--- TASK DIRECTIONS ---
A faithful transcription of all the data is required.

== RECORDS FOR THE TASK

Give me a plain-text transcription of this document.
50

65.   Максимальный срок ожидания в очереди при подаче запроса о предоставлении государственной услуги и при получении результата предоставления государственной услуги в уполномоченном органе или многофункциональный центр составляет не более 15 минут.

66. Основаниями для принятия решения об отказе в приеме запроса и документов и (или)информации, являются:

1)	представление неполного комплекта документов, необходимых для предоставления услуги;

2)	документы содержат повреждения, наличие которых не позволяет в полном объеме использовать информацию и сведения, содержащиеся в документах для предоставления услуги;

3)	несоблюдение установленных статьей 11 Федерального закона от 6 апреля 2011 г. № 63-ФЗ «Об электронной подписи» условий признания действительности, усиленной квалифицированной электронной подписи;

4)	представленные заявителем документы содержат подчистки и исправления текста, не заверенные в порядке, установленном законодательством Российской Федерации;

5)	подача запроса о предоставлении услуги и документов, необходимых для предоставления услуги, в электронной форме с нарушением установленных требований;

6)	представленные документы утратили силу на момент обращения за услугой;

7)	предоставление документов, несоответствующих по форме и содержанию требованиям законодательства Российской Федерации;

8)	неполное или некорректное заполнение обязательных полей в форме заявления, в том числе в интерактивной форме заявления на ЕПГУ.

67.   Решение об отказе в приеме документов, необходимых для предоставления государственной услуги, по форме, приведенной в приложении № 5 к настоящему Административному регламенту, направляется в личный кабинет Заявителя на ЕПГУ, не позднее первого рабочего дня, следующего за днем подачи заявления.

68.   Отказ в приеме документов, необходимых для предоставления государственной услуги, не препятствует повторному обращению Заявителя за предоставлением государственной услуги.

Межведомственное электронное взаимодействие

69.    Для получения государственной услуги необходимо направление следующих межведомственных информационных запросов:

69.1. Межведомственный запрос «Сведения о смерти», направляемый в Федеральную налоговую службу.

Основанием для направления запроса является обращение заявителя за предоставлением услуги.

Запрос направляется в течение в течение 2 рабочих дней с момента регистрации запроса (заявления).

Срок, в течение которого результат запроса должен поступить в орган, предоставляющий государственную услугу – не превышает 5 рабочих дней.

====

--- THE REPLY ---
Give me a plain-text transcription of this document.
50

65.   Максимальный срок ожидания в очереди при подаче запроса о предоставлении государственной услуги и при получении результата предоставления государственной услуги в уполномоченном органе или многофункциональный центр составляет не более 15 минут.

66. Основаниями для принятия решения об отказе в приеме запроса и документов и (или)информации, являются:

1)	представление неполного комплекта документов, необходимых для предоставления услуги;

2)	документы содержат повреждения, наличие которых не позволяет в полном объеме использовать информацию и сведения, содержащиеся в документах для предоставления услуги;

3)	несоблюдение установленных статьей 11 Федерального закона от 6 апреля 2011 г. № 63-ФЗ «Об электронной подписи» условий признания действительности, усиленной квалифицированной электронной подписи;

4)	представленные заявителем документы содержат подчистки и исправления текста, не заверенные в порядке, установленном законодательством Российской Федерации;

5)	подача запроса о предоставлении услуги и документов, необходимых для предоставления услуги, в электронной форме с нарушением установленных требований;

6)	представленные документы утратили силу на момент обращения за услугой;

7)	предоставление документов, несоответствующих по форме и содержанию требованиям законодательства Российской Федерации;

8)	неполное или некорректное заполнение обязательных полей в форме заявления, в том числе в интерактивной форме заявления на ЕПГУ.

67.   Решение об отказе в приеме документов, необходимых для предоставления государственной услуги, по форме, приведенной в приложении № 5 к настоящему Административному регламенту, направляется в личный кабинет Заявителя на ЕПГУ, не позднее первого рабочего дня, следующего за днем подачи заявления.

68.   Отказ в приеме документов, необходимых для предоставления государственной услуги, не препятствует повторному обращению Заявителя за предоставлением государственной услуги.

Межведомственное электронное взаимодействие

69.    Для получения государственной услуги необходимо направление следующих межведомственных информационных запросов:

69.1. Межведомственный запрос «Сведения о смерти», направляемый в Федеральную налоговую службу.

Основанием для направления запроса является обращение заявителя за предоставлением услуги.

Запрос направляется в течение в течение 2 рабочих дней с момента регистрации запроса (заявления).

Срок, в течение которого результат запроса должен поступить в орган, предоставляющий государственную услугу – не превышает 5 рабочих дней.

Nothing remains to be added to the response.